--- PROMPT ---
All of the material below is to be restated word for word, apart from the pictures.

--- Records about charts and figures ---
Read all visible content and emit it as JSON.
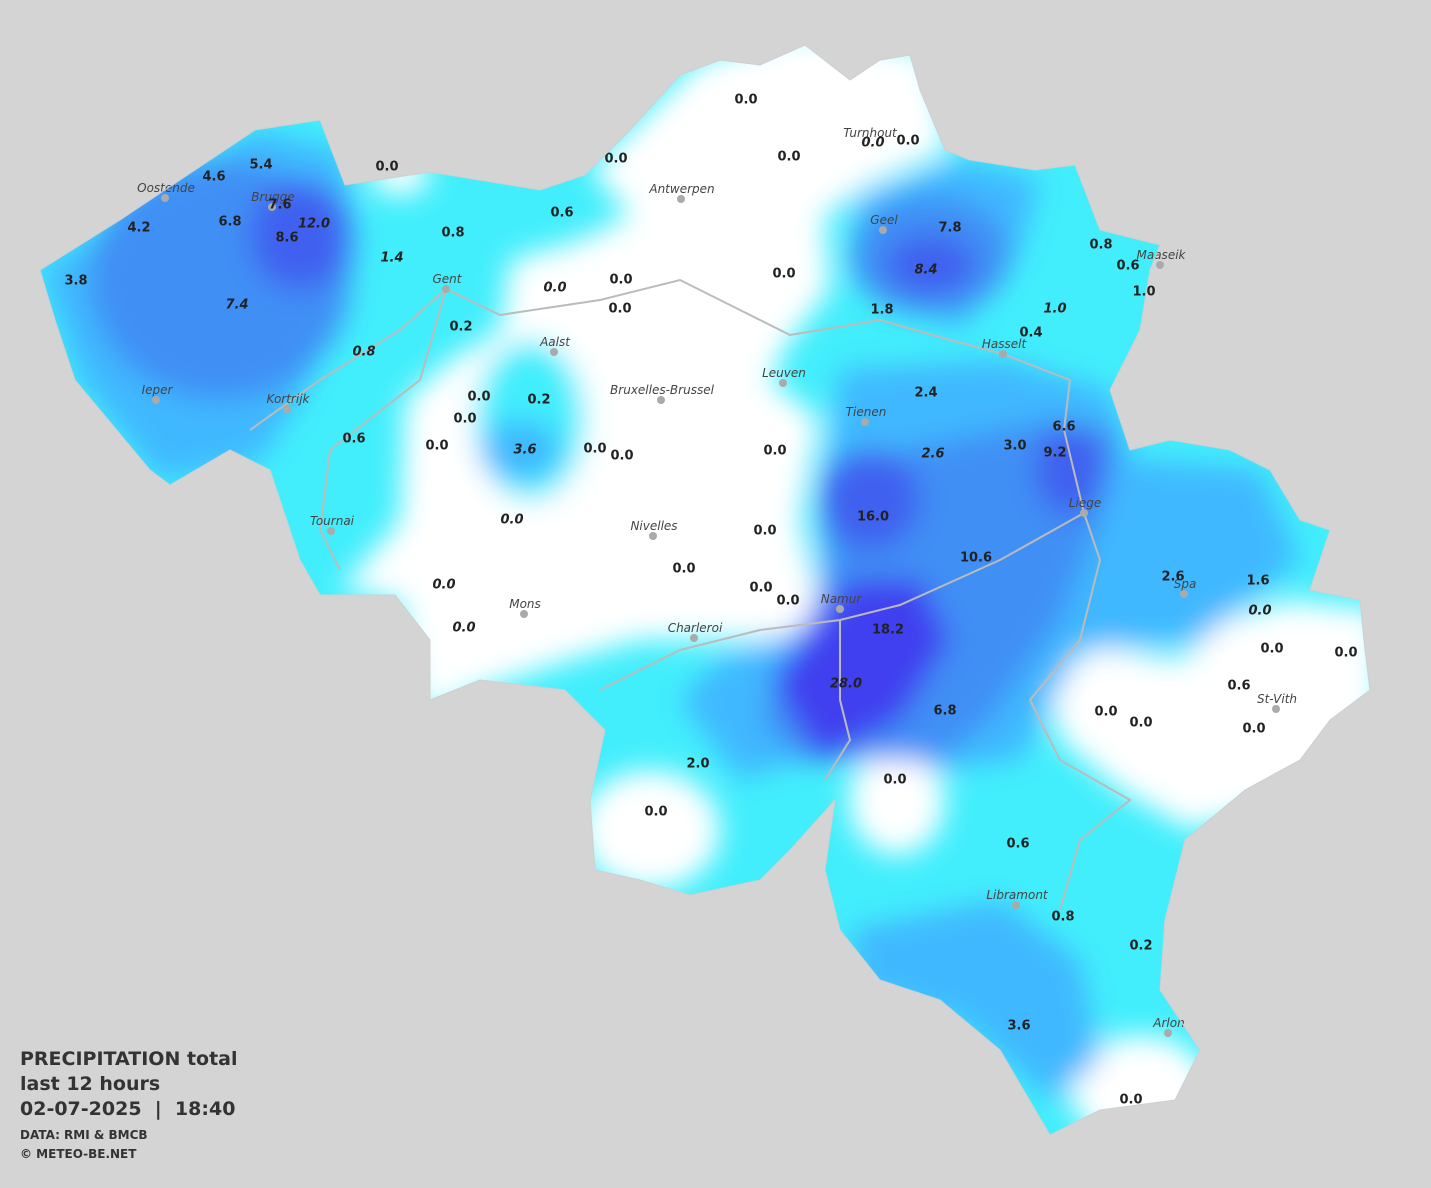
{
  "legend": {
    "title": "PRECIPITATION total",
    "period": "last 12 hours",
    "timestamp": "02-07-2025  |  18:40",
    "source": "DATA: RMI & BMCB",
    "copyright": "© METEO-BE.NET"
  },
  "cities": [
    "Oostende",
    "Brugge",
    "Gent",
    "Antwerpen",
    "Turnhout",
    "Geel",
    "Maaseik",
    "Hasselt",
    "Aalst",
    "Leuven",
    "Bruxelles-Brussel",
    "Tienen",
    "Ieper",
    "Kortrijk",
    "Tournai",
    "Nivelles",
    "Liege",
    "Namur",
    "Mons",
    "Charleroi",
    "Spa",
    "St-Vith",
    "Libramont",
    "Arlon"
  ],
  "readings": [
    {
      "text": "0.0",
      "italic": false
    },
    {
      "text": "0.0",
      "italic": false
    },
    {
      "text": "0.0",
      "italic": true
    },
    {
      "text": "0.0",
      "italic": false
    },
    {
      "text": "0.0",
      "italic": false
    },
    {
      "text": "0.0",
      "italic": false
    },
    {
      "text": "5.4",
      "italic": false
    },
    {
      "text": "4.6",
      "italic": false
    },
    {
      "text": "7.6",
      "italic": false
    },
    {
      "text": "6.8",
      "italic": false
    },
    {
      "text": "12.0",
      "italic": true
    },
    {
      "text": "8.6",
      "italic": false
    },
    {
      "text": "4.2",
      "italic": false
    },
    {
      "text": "3.8",
      "italic": false
    },
    {
      "text": "7.4",
      "italic": true
    },
    {
      "text": "0.8",
      "italic": false
    },
    {
      "text": "0.6",
      "italic": false
    },
    {
      "text": "1.4",
      "italic": true
    },
    {
      "text": "0.0",
      "italic": false
    },
    {
      "text": "0.0",
      "italic": true
    },
    {
      "text": "0.0",
      "italic": false
    },
    {
      "text": "0.0",
      "italic": false
    },
    {
      "text": "0.2",
      "italic": false
    },
    {
      "text": "0.8",
      "italic": true
    },
    {
      "text": "7.8",
      "italic": false
    },
    {
      "text": "8.4",
      "italic": true
    },
    {
      "text": "0.8",
      "italic": false
    },
    {
      "text": "0.6",
      "italic": false
    },
    {
      "text": "1.0",
      "italic": false
    },
    {
      "text": "1.0",
      "italic": true
    },
    {
      "text": "0.4",
      "italic": false
    },
    {
      "text": "1.8",
      "italic": false
    },
    {
      "text": "0.0",
      "italic": false
    },
    {
      "text": "0.0",
      "italic": false
    },
    {
      "text": "0.2",
      "italic": false
    },
    {
      "text": "0.0",
      "italic": false
    },
    {
      "text": "3.6",
      "italic": true
    },
    {
      "text": "0.0",
      "italic": false
    },
    {
      "text": "0.0",
      "italic": false
    },
    {
      "text": "0.6",
      "italic": false
    },
    {
      "text": "2.4",
      "italic": false
    },
    {
      "text": "2.6",
      "italic": true
    },
    {
      "text": "3.0",
      "italic": false
    },
    {
      "text": "6.6",
      "italic": false
    },
    {
      "text": "9.2",
      "italic": false
    },
    {
      "text": "0.0",
      "italic": false
    },
    {
      "text": "0.0",
      "italic": true
    },
    {
      "text": "16.0",
      "italic": false
    },
    {
      "text": "0.0",
      "italic": false
    },
    {
      "text": "10.6",
      "italic": false
    },
    {
      "text": "0.0",
      "italic": false
    },
    {
      "text": "0.0",
      "italic": true
    },
    {
      "text": "0.0",
      "italic": false
    },
    {
      "text": "0.0",
      "italic": false
    },
    {
      "text": "0.0",
      "italic": true
    },
    {
      "text": "18.2",
      "italic": false
    },
    {
      "text": "28.0",
      "italic": true
    },
    {
      "text": "6.8",
      "italic": false
    },
    {
      "text": "2.6",
      "italic": false
    },
    {
      "text": "1.6",
      "italic": false
    },
    {
      "text": "0.0",
      "italic": true
    },
    {
      "text": "0.0",
      "italic": false
    },
    {
      "text": "0.0",
      "italic": false
    },
    {
      "text": "0.6",
      "italic": false
    },
    {
      "text": "0.0",
      "italic": false
    },
    {
      "text": "0.0",
      "italic": false
    },
    {
      "text": "0.0",
      "italic": false
    },
    {
      "text": "2.0",
      "italic": false
    },
    {
      "text": "0.0",
      "italic": false
    },
    {
      "text": "0.0",
      "italic": false
    },
    {
      "text": "0.6",
      "italic": false
    },
    {
      "text": "0.8",
      "italic": false
    },
    {
      "text": "0.2",
      "italic": false
    },
    {
      "text": "3.6",
      "italic": false
    },
    {
      "text": "0.0",
      "italic": false
    }
  ]
}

--- REPLY TO THE TASK ---
Read all visible content and emit it as JSON.
{
  "legend": {
    "title": "PRECIPITATION total",
    "period": "last 12 hours",
    "timestamp": "02-07-2025  |  18:40",
    "source": "DATA: RMI & BMCB",
    "copyright": "© METEO-BE.NET"
  },
  "cities": [
    "Oostende",
    "Brugge",
    "Gent",
    "Antwerpen",
    "Turnhout",
    "Geel",
    "Maaseik",
    "Hasselt",
    "Aalst",
    "Leuven",
    "Bruxelles-Brussel",
    "Tienen",
    "Ieper",
    "Kortrijk",
    "Tournai",
    "Nivelles",
    "Liege",
    "Namur",
    "Mons",
    "Charleroi",
    "Spa",
    "St-Vith",
    "Libramont",
    "Arlon"
  ],
  "readings": [
    {
      "text": "0.0",
      "italic": false
    },
    {
      "text": "0.0",
      "italic": false
    },
    {
      "text": "0.0",
      "italic": true
    },
    {
      "text": "0.0",
      "italic": false
    },
    {
      "text": "0.0",
      "italic": false
    },
    {
      "text": "0.0",
      "italic": false
    },
    {
      "text": "5.4",
      "italic": false
    },
    {
      "text": "4.6",
      "italic": false
    },
    {
      "text": "7.6",
      "italic": false
    },
    {
      "text": "6.8",
      "italic": false
    },
    {
      "text": "12.0",
      "italic": true
    },
    {
      "text": "8.6",
      "italic": false
    },
    {
      "text": "4.2",
      "italic": false
    },
    {
      "text": "3.8",
      "italic": false
    },
    {
      "text": "7.4",
      "italic": true
    },
    {
      "text": "0.8",
      "italic": false
    },
    {
      "text": "0.6",
      "italic": false
    },
    {
      "text": "1.4",
      "italic": true
    },
    {
      "text": "0.0",
      "italic": false
    },
    {
      "text": "0.0",
      "italic": true
    },
    {
      "text": "0.0",
      "italic": false
    },
    {
      "text": "0.0",
      "italic": false
    },
    {
      "text": "0.2",
      "italic": false
    },
    {
      "text": "0.8",
      "italic": true
    },
    {
      "text": "7.8",
      "italic": false
    },
    {
      "text": "8.4",
      "italic": true
    },
    {
      "text": "0.8",
      "italic": false
    },
    {
      "text": "0.6",
      "italic": false
    },
    {
      "text": "1.0",
      "italic": false
    },
    {
      "text": "1.0",
      "italic": true
    },
    {
      "text": "0.4",
      "italic": false
    },
    {
      "text": "1.8",
      "italic": false
    },
    {
      "text": "0.0",
      "italic": false
    },
    {
      "text": "0.0",
      "italic": false
    },
    {
      "text": "0.2",
      "italic": false
    },
    {
      "text": "0.0",
      "italic": false
    },
    {
      "text": "3.6",
      "italic": true
    },
    {
      "text": "0.0",
      "italic": false
    },
    {
      "text": "0.0",
      "italic": false
    },
    {
      "text": "0.6",
      "italic": false
    },
    {
      "text": "2.4",
      "italic": false
    },
    {
      "text": "2.6",
      "italic": true
    },
    {
      "text": "3.0",
      "italic": false
    },
    {
      "text": "6.6",
      "italic": false
    },
    {
      "text": "9.2",
      "italic": false
    },
    {
      "text": "0.0",
      "italic": false
    },
    {
      "text": "0.0",
      "italic": true
    },
    {
      "text": "16.0",
      "italic": false
    },
    {
      "text": "0.0",
      "italic": false
    },
    {
      "text": "10.6",
      "italic": false
    },
    {
      "text": "0.0",
      "italic": false
    },
    {
      "text": "0.0",
      "italic": true
    },
    {
      "text": "0.0",
      "italic": false
    },
    {
      "text": "0.0",
      "italic": false
    },
    {
      "text": "0.0",
      "italic": true
    },
    {
      "text": "18.2",
      "italic": false
    },
    {
      "text": "28.0",
      "italic": true
    },
    {
      "text": "6.8",
      "italic": false
    },
    {
      "text": "2.6",
      "italic": false
    },
    {
      "text": "1.6",
      "italic": false
    },
    {
      "text": "0.0",
      "italic": true
    },
    {
      "text": "0.0",
      "italic": false
    },
    {
      "text": "0.0",
      "italic": false
    },
    {
      "text": "0.6",
      "italic": false
    },
    {
      "text": "0.0",
      "italic": false
    },
    {
      "text": "0.0",
      "italic": false
    },
    {
      "text": "0.0",
      "italic": false
    },
    {
      "text": "2.0",
      "italic": false
    },
    {
      "text": "0.0",
      "italic": false
    },
    {
      "text": "0.0",
      "italic": false
    },
    {
      "text": "0.6",
      "italic": false
    },
    {
      "text": "0.8",
      "italic": false
    },
    {
      "text": "0.2",
      "italic": false
    },
    {
      "text": "3.6",
      "italic": false
    },
    {
      "text": "0.0",
      "italic": false
    }
  ]
}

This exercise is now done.